__Jobs__:
1. Which sentences in the passage on mathematics and theology begin with the word "Thus"? List each one in full.
2. Extract the part of the passage on mathematics and theology starting at "Now, what have" and ending at "know about God.".

__Given passage__:

================

Now, what have we not mentioned? The title of this post is, "From mathematics to theology." If mathematics is the most precise science because its objects are under the most exact control, theology must necessarily be the least precise, because its object is the least controllable. If it is pretentious to think we can control human beings, how much more outrageous to think we can control God! And yet control is the path to scientific knowledge as we know it. There must be very little, then, that we can scientifically know about God.

Indeed, I view mathematics and theology as more than mere ends of the spectrum; they are absolute polar opposites. No science could ever exist outside these poles. On one end, mathematics studies objects in the absolute most controlled setting possible: the setting of pure invention and pure abstraction. All mathematical objects are products of the human mind, and by design they can never change from what we declare them to be. On the other end, theology studies the one object we can never have any control of whatsoever. Surely other human beings can be controlled to some extent. Surely there are patterns to human behavior which can be isolated by clever experimentation. Such can never be the case with God. As Barth said, theology is a free science, because it studies an absolutely free object.

However, mathematics and theology have both been studied under many illusions. On the one hand, the Platonists believe that mathematical objects are somehow empirically real, despite or even because of the fact that they are pure abstractions. On the other hand, many theologians (perhaps under the influence of Platonism, or who knows what kind of philosophy) are tempted to think that God can be understood abstractly and precisely. Thus we worship the abstract principles of our own making. Thus we commit the most highly sophisticated of all idolatry: the worship of our own disembodied creation.

To do mathematics under the Platonist illusion of realism is, perhaps, inconsequential and thus forgivable. To do theology under this illusion is, however, to wrap one end of the spectrum around to the other, thus closing the spectrum and making a circle, a circle of absolute human power over all the cosmos. All things are subject to our complete understanding, hence our complete control. Thus the human mind squeezes all the freedom--all the life--out of absolutely everything, until even God himself is dead, and we die with him.

================

Box annotation records
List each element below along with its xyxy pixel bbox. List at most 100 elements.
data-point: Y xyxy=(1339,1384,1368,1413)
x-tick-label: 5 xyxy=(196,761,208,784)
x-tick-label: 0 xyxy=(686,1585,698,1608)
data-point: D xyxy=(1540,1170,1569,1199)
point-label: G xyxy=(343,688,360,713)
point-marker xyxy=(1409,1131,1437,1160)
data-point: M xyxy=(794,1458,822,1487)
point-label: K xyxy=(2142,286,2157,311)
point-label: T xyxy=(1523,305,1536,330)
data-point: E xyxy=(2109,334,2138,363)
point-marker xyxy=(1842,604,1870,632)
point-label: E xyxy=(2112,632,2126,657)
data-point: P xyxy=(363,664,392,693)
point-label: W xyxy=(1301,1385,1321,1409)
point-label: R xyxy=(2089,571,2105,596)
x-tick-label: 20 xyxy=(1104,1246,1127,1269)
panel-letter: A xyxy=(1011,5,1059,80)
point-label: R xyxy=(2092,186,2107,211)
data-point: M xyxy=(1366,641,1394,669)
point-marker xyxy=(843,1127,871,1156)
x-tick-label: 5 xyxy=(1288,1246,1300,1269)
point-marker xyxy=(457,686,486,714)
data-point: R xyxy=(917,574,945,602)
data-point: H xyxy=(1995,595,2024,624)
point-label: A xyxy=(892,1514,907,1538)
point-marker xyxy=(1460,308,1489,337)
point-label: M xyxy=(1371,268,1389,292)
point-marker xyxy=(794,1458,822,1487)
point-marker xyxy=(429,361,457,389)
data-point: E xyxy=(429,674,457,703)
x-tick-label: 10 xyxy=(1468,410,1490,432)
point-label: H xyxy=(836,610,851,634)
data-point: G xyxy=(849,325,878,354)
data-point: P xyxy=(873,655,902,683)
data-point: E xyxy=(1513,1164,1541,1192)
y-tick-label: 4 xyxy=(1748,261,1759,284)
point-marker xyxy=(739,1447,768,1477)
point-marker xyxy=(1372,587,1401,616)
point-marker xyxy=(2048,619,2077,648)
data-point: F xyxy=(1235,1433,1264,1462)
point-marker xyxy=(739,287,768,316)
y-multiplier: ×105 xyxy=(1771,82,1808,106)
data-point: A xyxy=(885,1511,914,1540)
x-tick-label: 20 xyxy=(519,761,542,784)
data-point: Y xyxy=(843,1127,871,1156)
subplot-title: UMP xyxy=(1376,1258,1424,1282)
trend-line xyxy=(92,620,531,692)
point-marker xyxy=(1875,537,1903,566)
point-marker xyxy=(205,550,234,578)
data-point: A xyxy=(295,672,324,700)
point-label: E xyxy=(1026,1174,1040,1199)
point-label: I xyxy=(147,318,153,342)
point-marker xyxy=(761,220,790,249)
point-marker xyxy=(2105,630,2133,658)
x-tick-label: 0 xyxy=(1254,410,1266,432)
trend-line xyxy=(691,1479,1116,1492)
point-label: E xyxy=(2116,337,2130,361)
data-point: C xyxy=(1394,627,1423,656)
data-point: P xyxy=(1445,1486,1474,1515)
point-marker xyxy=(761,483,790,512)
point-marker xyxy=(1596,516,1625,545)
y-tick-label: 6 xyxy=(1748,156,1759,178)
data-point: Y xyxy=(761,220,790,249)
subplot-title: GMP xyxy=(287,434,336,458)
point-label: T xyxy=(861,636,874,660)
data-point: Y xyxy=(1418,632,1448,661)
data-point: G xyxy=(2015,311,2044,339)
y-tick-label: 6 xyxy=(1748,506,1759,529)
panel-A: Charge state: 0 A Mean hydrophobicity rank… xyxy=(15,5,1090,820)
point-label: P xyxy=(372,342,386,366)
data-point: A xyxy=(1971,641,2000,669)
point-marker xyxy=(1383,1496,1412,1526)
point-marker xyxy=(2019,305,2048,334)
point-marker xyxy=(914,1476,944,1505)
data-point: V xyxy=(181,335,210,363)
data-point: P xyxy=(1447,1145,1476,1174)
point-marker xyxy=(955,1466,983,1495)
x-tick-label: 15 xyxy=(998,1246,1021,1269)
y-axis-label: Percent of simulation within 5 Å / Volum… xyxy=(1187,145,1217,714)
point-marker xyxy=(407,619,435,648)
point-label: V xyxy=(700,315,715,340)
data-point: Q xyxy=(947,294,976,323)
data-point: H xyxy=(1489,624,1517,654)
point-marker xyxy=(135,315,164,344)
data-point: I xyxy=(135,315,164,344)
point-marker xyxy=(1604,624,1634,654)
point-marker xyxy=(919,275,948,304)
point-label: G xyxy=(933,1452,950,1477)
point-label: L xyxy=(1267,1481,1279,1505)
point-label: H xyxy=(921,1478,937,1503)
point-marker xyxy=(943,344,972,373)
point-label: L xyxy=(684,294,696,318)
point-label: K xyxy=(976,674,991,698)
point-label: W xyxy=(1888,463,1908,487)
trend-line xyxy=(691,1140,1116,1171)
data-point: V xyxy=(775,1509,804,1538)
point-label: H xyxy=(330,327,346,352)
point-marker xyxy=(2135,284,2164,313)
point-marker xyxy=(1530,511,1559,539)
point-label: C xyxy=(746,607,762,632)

================

__Problem solutions__:
1.
- Thus we worship the abstract principles of our own making.
- Thus we commit the most highly sophisticated of all idolatry: the worship of our own disembodied creation.
- Thus the human mind squeezes all the freedom--all the life--out of absolutely everything, until even God himself is dead, and we die with him.

2.
Now, what have we not mentioned? The title of this post is, "From mathematics to theology." If mathematics is the most precise science because its objects are under the most exact control, theology must necessarily be the least precise, because its object is the least controllable. If it is pretentious to think we can control human beings, how much more outrageous to think we can control God! And yet control is the path to scientific knowledge as we know it. There must be very little, then, that we can scientifically know about God.